§ **Exercise**:
Locate all lines with the word "title" and copy them out.

[Data entries]
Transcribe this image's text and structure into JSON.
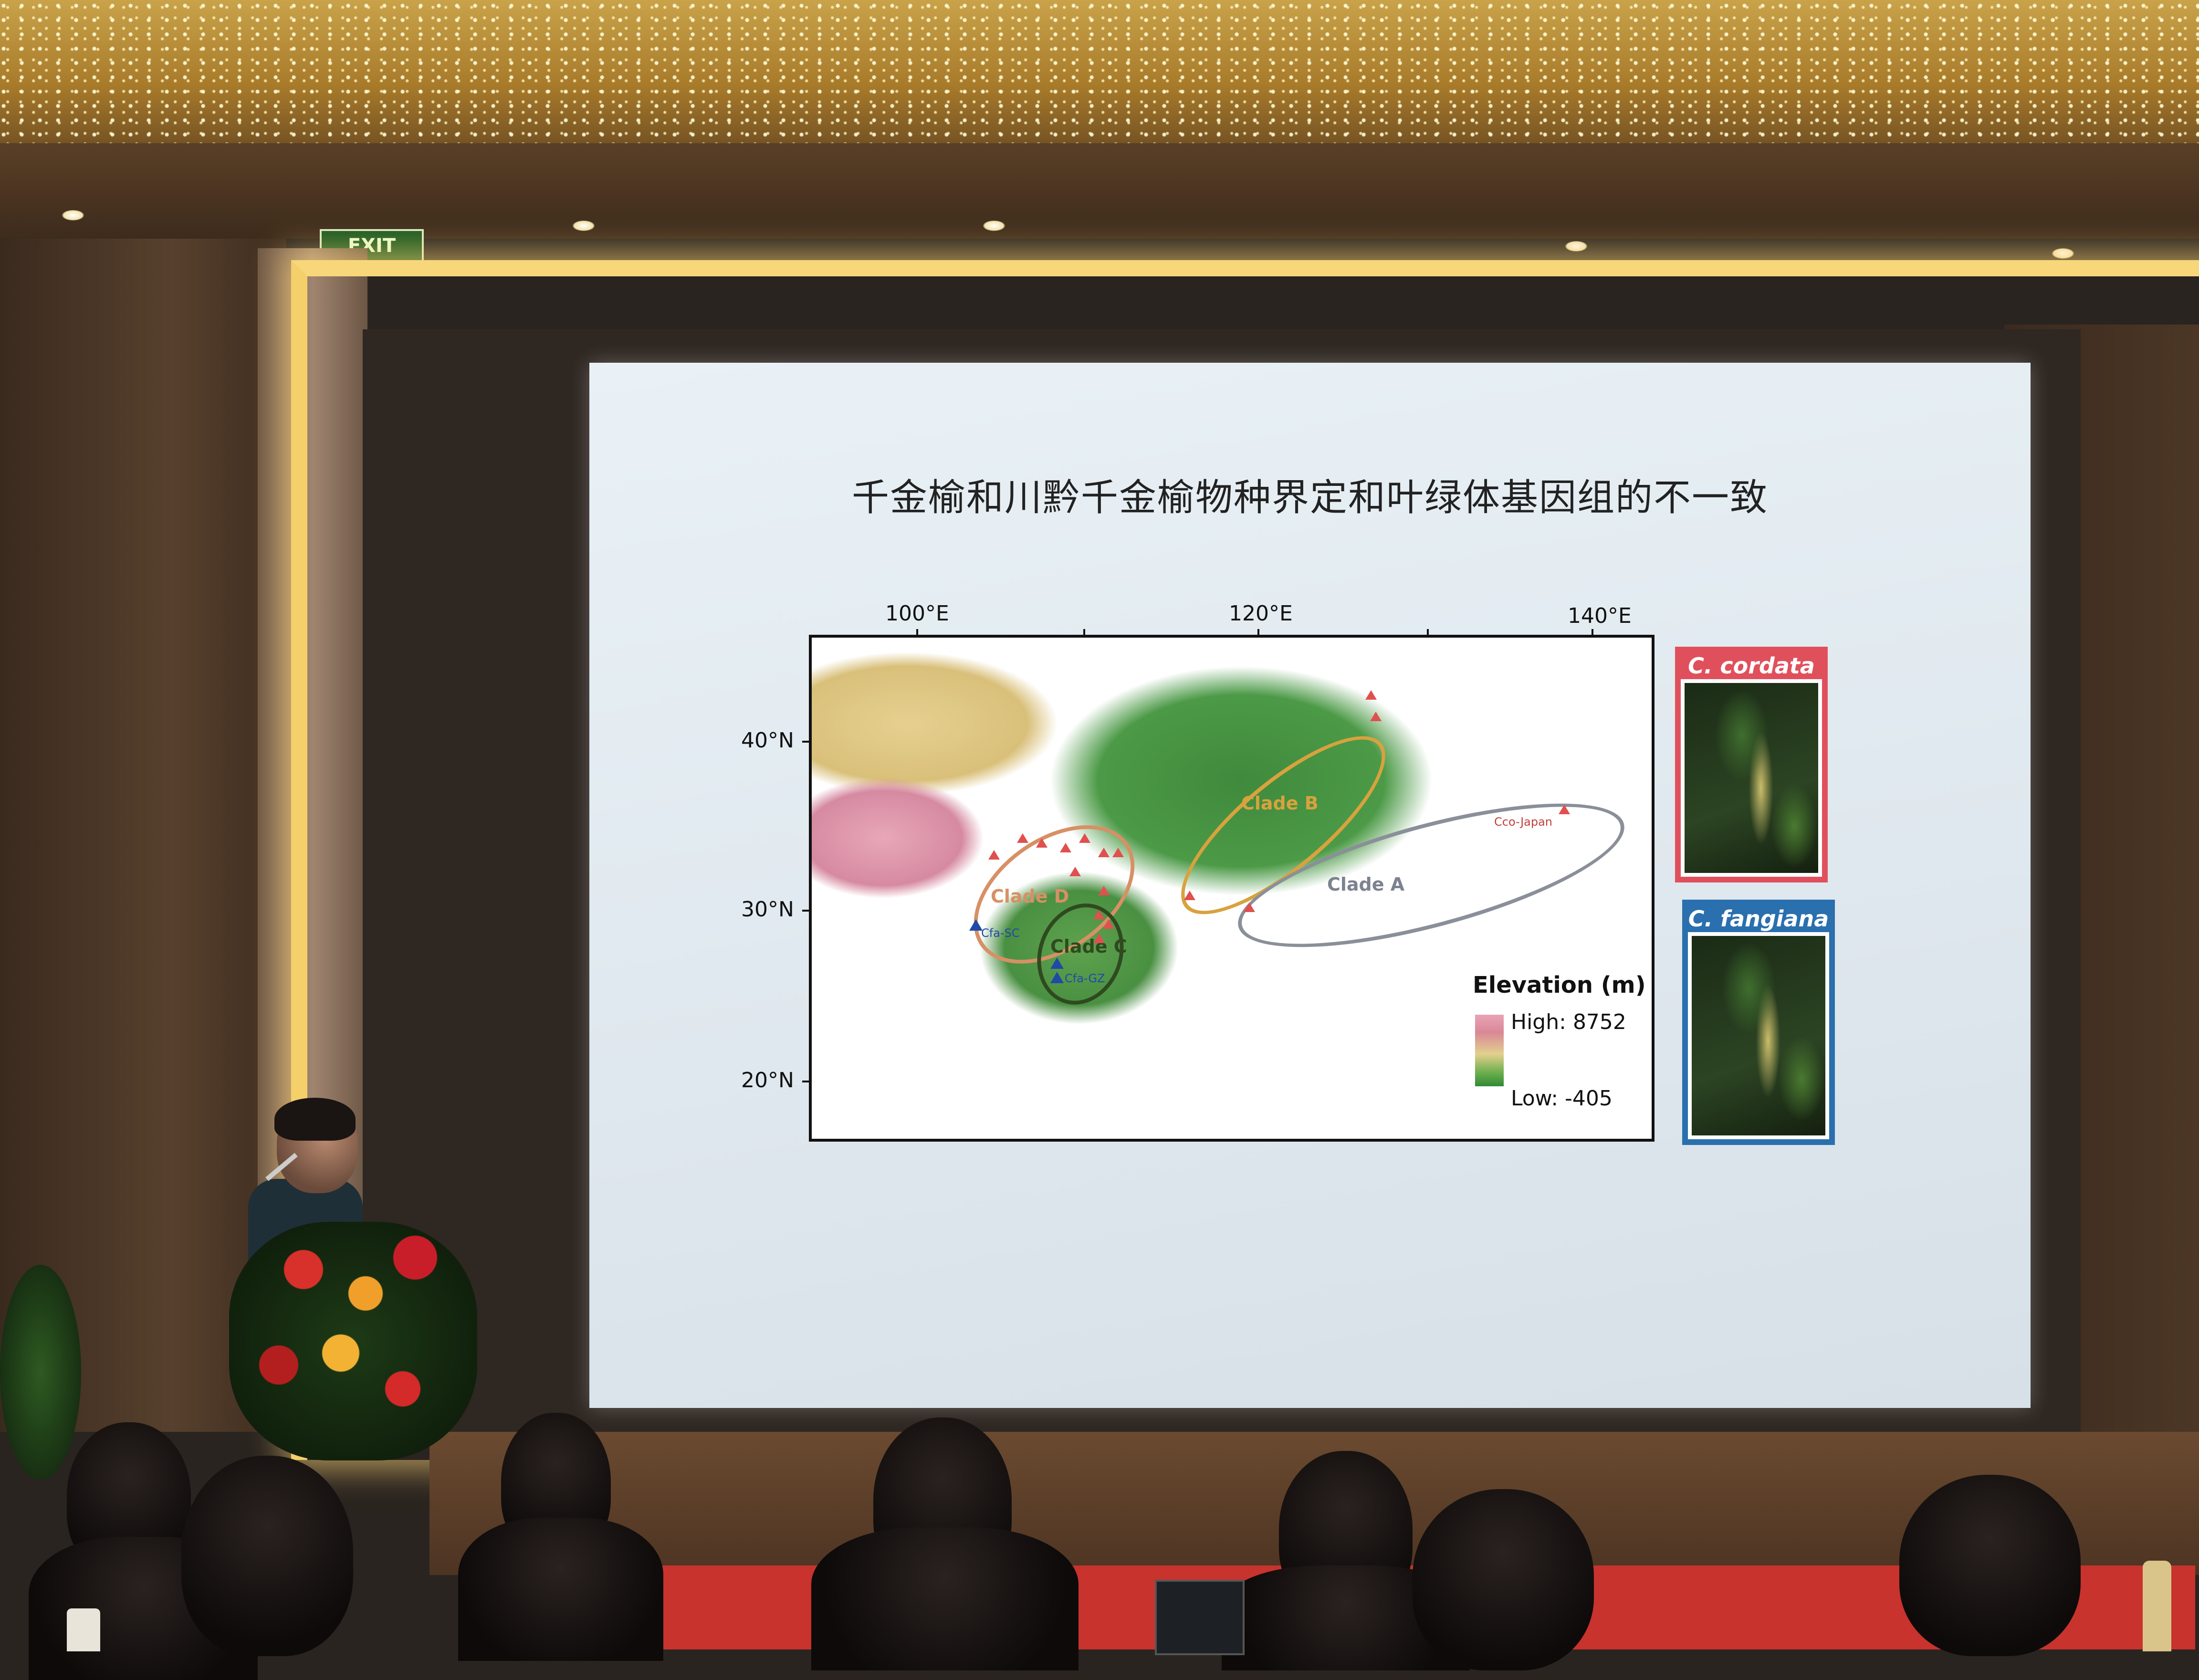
{
  "slide": {
    "title": "千金榆和川黔千金榆物种界定和叶绿体基因组的不一致"
  },
  "map": {
    "lon_ticks": [
      "100°E",
      "120°E",
      "140°E"
    ],
    "lat_ticks": [
      "40°N",
      "30°N",
      "20°N"
    ],
    "clades": [
      {
        "name": "Clade A",
        "color": "#8a8f99"
      },
      {
        "name": "Clade B",
        "color": "#d8a23e"
      },
      {
        "name": "Clade C",
        "color": "#2f4a1f"
      },
      {
        "name": "Clade D",
        "color": "#d79065"
      }
    ],
    "sites": {
      "cco_japan": "Cco-Japan",
      "cfa_sc": "Cfa-SC",
      "cfa_gz": "Cfa-GZ"
    },
    "legend": {
      "title": "Elevation (m)",
      "high": "High: 8752",
      "low": "Low: -405"
    }
  },
  "species": [
    {
      "name": "C. cordata",
      "color": "#e0505c"
    },
    {
      "name": "C. fangiana",
      "color": "#2a6fae"
    }
  ],
  "room": {
    "exit_sign": "EXIT"
  }
}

§ **Solution to this task**:
    "title": "千金榆和川黔千金榆物种界定和叶绿体基因组的不一致"
      "title": "Elevation (m)",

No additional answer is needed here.